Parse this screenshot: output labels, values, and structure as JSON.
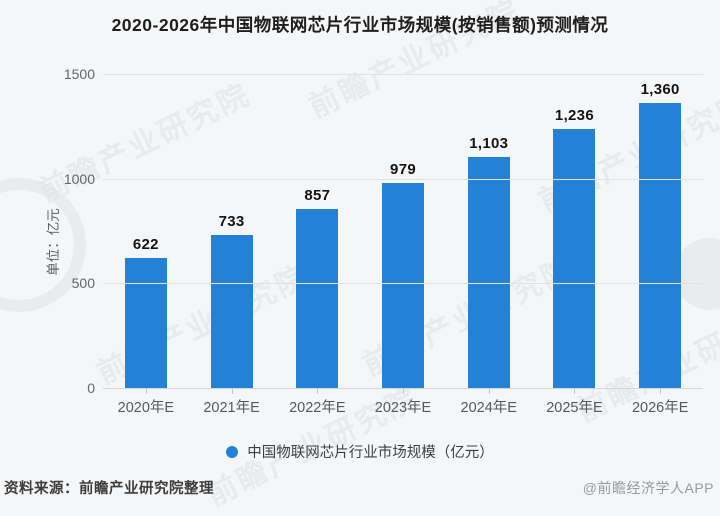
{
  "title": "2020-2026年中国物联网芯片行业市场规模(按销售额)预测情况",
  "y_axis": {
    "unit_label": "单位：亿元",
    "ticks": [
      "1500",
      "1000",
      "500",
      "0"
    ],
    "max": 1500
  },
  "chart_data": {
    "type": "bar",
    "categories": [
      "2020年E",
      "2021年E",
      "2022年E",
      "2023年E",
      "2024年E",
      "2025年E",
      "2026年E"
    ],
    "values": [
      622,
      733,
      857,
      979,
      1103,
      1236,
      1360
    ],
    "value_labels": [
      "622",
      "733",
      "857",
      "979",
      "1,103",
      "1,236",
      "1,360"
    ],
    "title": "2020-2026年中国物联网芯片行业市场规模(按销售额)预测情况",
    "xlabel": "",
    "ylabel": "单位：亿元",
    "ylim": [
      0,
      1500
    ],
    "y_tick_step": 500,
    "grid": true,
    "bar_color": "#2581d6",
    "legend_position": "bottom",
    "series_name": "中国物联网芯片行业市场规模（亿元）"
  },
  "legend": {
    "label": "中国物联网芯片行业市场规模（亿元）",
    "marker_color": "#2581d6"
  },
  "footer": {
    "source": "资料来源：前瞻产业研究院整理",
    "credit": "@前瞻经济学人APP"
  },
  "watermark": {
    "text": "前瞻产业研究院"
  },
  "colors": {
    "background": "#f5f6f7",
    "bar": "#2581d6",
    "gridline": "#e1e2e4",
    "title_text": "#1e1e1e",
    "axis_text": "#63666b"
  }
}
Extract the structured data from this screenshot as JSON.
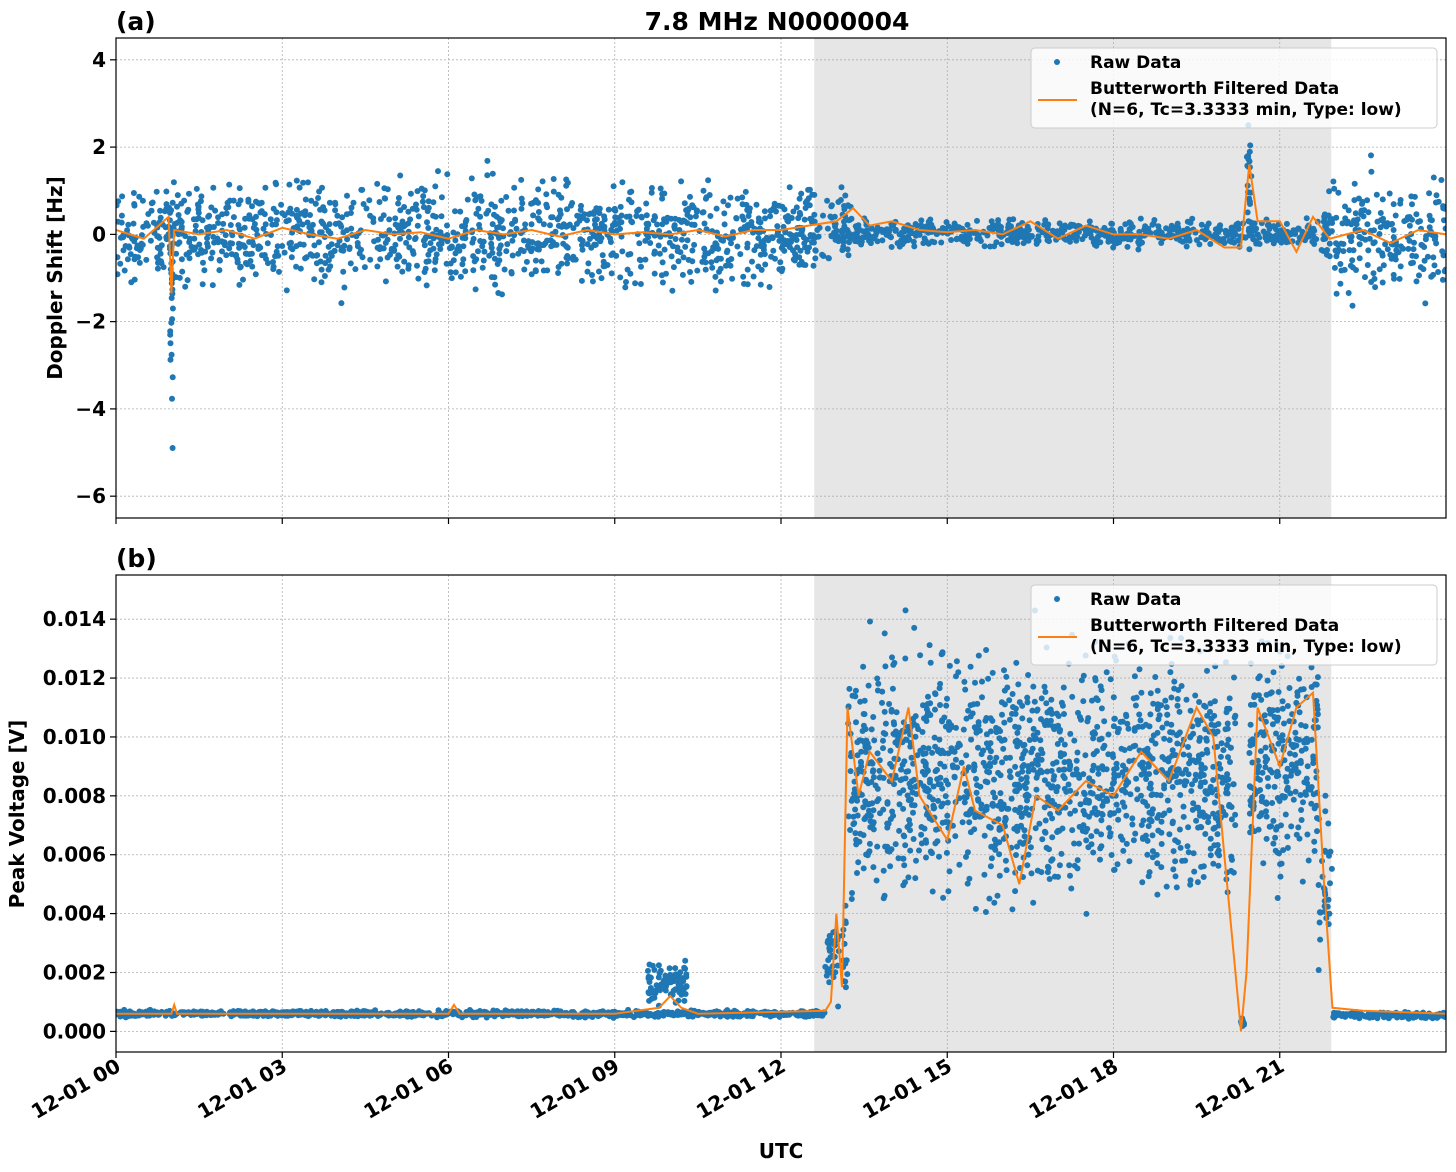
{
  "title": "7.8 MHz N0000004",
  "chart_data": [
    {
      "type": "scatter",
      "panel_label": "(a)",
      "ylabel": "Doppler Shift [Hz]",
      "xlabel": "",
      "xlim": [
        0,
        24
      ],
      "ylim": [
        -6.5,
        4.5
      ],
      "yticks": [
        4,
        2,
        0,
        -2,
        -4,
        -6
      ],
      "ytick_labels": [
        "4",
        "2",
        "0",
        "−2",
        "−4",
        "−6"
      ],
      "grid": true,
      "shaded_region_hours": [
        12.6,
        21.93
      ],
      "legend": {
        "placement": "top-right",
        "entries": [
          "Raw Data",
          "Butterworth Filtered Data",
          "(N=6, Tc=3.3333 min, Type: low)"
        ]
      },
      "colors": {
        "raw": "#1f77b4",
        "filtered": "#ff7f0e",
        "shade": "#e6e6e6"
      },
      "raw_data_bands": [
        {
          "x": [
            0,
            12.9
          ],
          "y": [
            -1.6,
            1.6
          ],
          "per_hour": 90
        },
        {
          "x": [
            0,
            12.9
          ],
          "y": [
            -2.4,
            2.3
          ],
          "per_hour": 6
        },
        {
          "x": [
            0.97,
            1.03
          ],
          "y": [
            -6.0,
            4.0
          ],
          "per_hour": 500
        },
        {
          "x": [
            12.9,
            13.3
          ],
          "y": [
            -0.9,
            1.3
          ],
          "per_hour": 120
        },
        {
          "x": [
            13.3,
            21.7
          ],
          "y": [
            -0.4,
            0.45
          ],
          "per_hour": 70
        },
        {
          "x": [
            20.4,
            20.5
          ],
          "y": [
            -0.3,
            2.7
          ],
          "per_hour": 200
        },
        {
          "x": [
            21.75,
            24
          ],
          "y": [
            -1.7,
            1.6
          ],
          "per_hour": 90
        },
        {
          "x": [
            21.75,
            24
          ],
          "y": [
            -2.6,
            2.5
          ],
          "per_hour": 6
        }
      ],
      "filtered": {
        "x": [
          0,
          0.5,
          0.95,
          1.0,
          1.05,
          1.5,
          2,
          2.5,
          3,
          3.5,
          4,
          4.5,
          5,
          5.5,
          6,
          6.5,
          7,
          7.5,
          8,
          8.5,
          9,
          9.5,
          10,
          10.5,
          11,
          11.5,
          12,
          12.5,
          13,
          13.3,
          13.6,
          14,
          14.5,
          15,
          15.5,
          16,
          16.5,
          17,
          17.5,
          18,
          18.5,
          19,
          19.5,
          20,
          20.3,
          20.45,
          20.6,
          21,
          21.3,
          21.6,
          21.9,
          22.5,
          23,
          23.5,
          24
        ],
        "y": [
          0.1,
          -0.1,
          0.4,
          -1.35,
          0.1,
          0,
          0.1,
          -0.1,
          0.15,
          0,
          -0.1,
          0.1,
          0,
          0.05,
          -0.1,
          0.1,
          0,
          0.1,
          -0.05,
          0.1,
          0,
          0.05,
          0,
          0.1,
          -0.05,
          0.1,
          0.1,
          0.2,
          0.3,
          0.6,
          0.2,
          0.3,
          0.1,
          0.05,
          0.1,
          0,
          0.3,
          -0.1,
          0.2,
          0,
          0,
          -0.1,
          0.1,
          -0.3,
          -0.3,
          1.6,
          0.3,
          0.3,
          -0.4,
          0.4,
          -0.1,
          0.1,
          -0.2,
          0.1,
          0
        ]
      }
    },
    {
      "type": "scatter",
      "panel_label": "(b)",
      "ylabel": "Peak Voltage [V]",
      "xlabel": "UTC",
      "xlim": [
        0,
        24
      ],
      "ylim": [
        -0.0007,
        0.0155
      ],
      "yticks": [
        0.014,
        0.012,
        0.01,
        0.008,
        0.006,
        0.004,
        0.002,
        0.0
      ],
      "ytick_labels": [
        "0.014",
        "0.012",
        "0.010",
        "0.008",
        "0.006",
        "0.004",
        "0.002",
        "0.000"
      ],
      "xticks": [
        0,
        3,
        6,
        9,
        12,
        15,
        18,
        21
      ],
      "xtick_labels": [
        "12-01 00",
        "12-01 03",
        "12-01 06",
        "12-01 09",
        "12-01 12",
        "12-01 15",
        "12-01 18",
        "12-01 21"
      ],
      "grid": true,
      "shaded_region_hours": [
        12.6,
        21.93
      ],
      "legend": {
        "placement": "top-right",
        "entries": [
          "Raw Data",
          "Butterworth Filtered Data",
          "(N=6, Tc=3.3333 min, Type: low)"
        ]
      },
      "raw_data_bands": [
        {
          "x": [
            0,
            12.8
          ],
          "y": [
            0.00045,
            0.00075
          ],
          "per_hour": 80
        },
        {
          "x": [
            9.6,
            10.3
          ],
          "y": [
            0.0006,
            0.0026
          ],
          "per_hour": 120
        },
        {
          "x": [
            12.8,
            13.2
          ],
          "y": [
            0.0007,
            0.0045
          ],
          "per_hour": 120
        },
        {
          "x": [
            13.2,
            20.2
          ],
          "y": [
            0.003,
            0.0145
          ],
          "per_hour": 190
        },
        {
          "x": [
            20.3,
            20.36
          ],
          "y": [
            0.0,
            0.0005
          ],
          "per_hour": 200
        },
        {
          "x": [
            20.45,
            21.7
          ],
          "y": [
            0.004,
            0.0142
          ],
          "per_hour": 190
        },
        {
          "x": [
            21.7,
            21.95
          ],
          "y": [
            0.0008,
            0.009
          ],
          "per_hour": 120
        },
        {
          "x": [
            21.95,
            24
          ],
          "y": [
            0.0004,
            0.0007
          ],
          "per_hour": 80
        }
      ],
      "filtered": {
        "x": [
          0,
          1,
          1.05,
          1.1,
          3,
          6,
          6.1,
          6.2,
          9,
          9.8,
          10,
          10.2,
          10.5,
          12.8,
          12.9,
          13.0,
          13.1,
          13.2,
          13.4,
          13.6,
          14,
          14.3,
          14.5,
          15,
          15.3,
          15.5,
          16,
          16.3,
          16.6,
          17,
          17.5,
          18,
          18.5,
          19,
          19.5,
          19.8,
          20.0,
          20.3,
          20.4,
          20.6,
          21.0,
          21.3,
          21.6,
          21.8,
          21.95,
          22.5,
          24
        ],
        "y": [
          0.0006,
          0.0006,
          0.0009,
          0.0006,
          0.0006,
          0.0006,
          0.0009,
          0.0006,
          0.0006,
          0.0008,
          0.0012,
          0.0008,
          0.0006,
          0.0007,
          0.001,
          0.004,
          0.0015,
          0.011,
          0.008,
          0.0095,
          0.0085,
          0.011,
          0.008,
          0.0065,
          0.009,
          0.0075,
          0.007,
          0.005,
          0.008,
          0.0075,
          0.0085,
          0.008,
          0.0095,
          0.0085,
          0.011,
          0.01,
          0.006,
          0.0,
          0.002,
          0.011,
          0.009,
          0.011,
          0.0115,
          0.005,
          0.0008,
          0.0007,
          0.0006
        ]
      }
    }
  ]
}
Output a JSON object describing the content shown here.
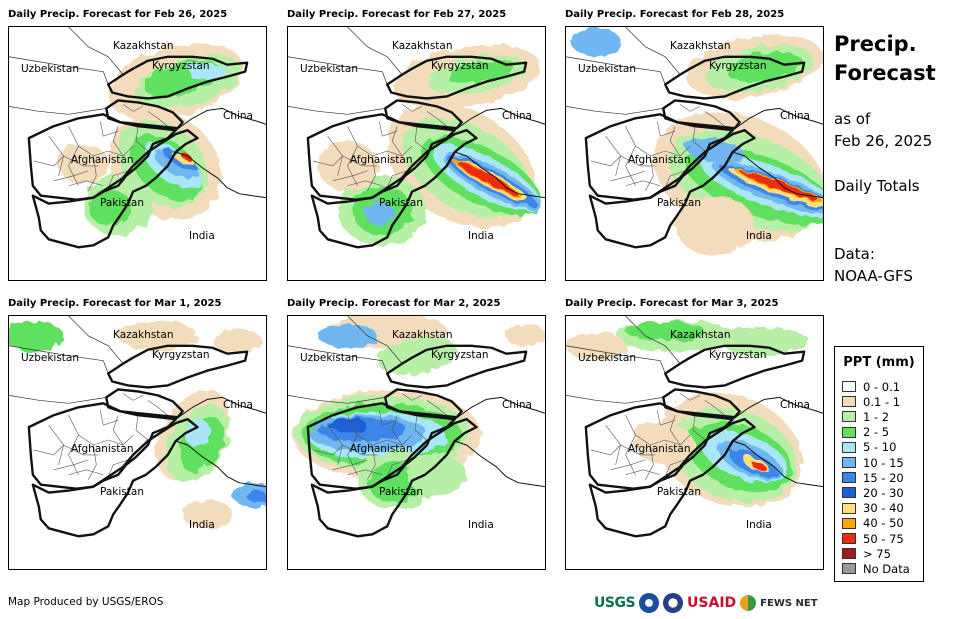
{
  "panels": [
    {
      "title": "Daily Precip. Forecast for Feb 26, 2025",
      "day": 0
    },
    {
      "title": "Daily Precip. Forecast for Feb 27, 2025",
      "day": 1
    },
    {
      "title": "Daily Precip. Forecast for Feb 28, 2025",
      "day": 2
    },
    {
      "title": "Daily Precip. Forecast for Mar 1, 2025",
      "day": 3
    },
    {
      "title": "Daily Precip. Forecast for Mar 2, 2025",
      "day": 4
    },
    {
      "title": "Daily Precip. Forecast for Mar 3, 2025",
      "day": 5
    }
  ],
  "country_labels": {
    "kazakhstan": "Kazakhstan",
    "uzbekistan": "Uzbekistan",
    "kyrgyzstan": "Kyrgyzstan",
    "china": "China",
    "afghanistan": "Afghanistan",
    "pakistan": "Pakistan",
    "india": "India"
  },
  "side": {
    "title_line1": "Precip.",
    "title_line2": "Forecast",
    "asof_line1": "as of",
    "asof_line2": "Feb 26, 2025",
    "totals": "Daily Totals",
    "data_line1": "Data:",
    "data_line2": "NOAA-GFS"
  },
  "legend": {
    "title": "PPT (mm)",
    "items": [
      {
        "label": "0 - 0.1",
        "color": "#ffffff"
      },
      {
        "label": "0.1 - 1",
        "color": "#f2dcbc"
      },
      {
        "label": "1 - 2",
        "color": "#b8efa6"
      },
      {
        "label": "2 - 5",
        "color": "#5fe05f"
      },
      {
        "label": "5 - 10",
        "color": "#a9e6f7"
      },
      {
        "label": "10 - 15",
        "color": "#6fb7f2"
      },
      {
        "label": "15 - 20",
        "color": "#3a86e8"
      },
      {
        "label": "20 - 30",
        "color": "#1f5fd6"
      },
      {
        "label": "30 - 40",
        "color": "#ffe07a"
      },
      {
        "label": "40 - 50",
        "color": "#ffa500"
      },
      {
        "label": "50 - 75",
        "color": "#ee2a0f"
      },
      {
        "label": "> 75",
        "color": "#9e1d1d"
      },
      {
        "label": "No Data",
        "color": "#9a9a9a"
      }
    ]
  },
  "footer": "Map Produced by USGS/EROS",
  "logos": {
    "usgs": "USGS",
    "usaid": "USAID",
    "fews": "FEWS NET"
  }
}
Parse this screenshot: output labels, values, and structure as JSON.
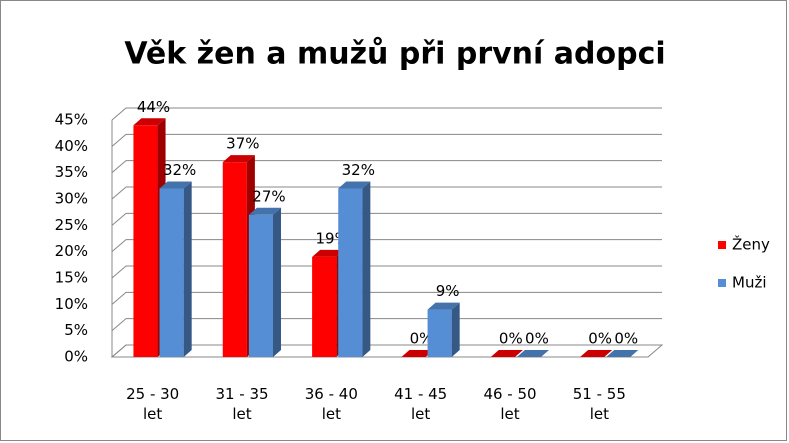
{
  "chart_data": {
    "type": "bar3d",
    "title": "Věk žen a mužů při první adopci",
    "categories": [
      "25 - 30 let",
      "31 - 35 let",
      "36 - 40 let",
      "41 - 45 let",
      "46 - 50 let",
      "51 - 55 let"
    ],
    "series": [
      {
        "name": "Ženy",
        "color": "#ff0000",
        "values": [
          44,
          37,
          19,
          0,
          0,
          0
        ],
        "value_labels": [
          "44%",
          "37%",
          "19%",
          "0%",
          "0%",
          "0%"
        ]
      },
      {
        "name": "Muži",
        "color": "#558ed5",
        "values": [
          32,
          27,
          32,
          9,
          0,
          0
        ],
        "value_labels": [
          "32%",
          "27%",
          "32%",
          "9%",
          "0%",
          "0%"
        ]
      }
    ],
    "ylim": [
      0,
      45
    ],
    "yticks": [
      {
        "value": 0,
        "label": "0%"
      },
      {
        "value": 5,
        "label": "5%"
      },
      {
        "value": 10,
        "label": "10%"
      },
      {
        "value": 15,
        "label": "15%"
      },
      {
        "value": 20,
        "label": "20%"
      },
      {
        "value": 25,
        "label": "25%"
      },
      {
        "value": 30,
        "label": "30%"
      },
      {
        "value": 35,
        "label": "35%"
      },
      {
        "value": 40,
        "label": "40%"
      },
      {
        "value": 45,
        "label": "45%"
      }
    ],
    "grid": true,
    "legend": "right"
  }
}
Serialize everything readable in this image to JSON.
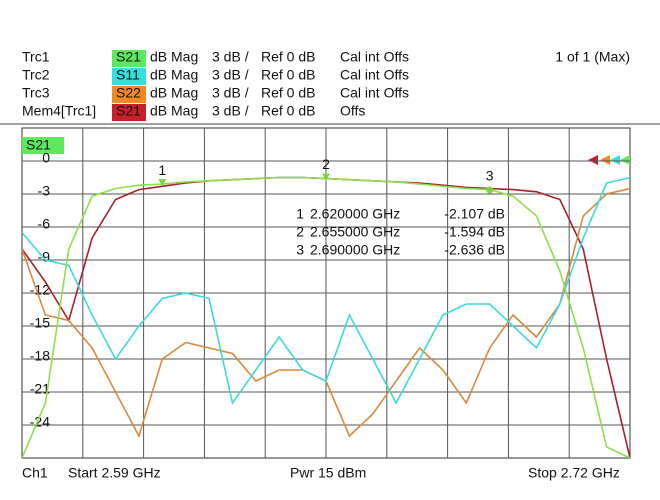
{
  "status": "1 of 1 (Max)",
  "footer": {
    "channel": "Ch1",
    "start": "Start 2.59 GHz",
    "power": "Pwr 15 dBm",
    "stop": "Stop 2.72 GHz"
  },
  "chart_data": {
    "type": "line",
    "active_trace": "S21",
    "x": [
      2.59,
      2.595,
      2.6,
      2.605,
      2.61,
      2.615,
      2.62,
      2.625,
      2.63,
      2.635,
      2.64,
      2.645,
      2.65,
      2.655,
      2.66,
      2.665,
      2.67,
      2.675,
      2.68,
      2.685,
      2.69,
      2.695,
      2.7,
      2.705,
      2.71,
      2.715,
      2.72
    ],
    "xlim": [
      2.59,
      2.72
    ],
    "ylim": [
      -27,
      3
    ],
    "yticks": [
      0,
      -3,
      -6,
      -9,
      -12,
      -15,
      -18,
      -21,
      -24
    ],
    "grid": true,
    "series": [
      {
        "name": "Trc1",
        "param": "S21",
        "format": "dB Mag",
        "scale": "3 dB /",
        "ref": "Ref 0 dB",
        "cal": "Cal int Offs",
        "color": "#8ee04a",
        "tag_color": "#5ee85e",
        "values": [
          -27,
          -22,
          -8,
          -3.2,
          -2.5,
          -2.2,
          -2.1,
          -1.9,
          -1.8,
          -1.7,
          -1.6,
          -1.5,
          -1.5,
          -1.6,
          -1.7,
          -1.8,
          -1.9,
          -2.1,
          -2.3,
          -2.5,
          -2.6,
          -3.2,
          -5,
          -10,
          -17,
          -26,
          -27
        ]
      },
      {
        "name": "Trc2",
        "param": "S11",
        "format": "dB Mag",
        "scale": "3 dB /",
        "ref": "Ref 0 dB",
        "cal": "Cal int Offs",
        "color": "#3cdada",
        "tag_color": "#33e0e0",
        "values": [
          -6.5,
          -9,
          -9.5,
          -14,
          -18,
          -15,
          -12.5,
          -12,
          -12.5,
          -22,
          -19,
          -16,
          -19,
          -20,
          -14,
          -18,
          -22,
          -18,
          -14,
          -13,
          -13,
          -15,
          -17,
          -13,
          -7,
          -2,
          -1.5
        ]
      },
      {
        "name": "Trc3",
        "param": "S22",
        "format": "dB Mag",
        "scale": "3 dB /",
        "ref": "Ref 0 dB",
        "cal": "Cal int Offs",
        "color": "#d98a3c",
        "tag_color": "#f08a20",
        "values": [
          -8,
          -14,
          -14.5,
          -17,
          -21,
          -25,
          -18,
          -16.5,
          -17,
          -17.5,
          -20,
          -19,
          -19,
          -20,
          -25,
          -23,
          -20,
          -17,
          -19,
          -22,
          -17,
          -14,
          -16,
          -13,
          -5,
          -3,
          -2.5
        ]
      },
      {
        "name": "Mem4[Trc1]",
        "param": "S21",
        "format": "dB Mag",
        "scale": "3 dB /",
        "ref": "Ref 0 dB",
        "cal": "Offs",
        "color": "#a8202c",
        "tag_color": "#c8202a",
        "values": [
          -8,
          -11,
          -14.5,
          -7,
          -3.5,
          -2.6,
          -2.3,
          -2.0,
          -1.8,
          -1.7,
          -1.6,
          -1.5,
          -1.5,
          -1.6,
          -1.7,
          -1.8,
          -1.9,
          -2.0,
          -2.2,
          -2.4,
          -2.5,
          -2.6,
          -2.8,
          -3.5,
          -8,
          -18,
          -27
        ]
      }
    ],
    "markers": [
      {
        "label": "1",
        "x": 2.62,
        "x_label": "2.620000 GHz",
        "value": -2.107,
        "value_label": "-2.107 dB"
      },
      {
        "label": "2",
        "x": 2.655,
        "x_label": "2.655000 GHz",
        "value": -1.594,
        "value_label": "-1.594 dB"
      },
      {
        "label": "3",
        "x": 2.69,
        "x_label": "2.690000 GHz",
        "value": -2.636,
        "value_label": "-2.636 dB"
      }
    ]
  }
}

══════

• [DIRECTIONS]: Pull out each line of the entries that contains "按销售额".

• [WRITTEN RESPONSE]:
  "title": "2020-2026年中国物联网芯片行业市场规模(按销售额)预测情况",
    "title": "2020-2026年中国物联网芯片行业市场规模(按销售额)预测情况",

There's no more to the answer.